-- START OF Record excerpts --

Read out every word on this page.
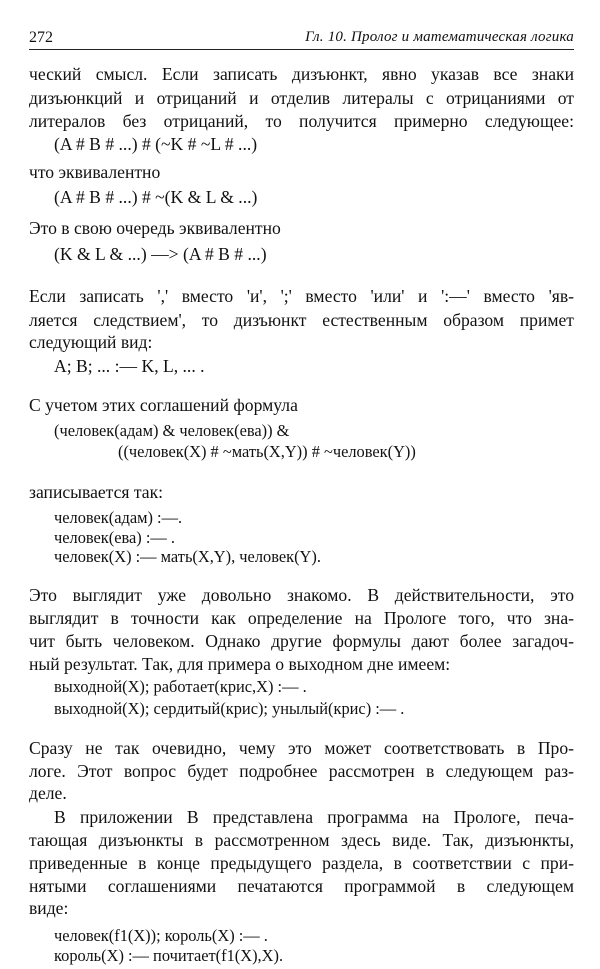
272	Гл. 10. Пролог и математическая логика
ческий смысл. Если записать дизъюнкт, явно указав все знаки
дизъюнкций и отрицаний и отделив литералы с отрицаниями от
литералов без отрицаний, то получится примерно следующее:
(A # B # ...) # (~K # ~L # ...)
что эквивалентно
(A # B # ...) # ~(K & L & ...)
Это в свою очередь эквивалентно
(K & L & ...) —> (A # B # ...)
Если записать ',' вместо 'и', ';' вместо 'или' и ':—' вместо 'яв-
ляется следствием', то дизъюнкт естественным образом примет
следующий вид:
A; B; ... :— K, L, ... .
С учетом этих соглашений формула
(человек(адам) & человек(ева)) &
((человек(X) # ~мать(X,Y)) # ~человек(Y))
записывается так:
человек(адам) :—.
человек(ева) :— .
человек(X) :— мать(X,Y), человек(Y).
Это выглядит уже довольно знакомо. В действительности, это
выглядит в точности как определение на Прологе того, что зна-
чит быть человеком. Однако другие формулы дают более загадоч-
ный результат. Так, для примера о выходном дне имеем:
выходной(X); работает(крис,X) :— .
выходной(X); сердитый(крис); унылый(крис) :— .
Сразу не так очевидно, чему это может соответствовать в Про-
логе. Этот вопрос будет подробнее рассмотрен в следующем раз-
деле.
В приложении В представлена программа на Прологе, печа-
тающая дизъюнкты в рассмотренном здесь виде. Так, дизъюнкты,
приведенные в конце предыдущего раздела, в соответствии с при-
нятыми соглашениями печатаются программой в следующем
виде:
человек(f1(X)); король(X) :— .
король(X) :— почитает(f1(X),X).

-- END OF Record excerpts --

**Task details:**
Scan the listing above. Gather each line that contains the word "выглядит".

**Full answer:**
Это выглядит уже довольно знакомо. В действительности, это
выглядит в точности как определение на Прологе того, что зна-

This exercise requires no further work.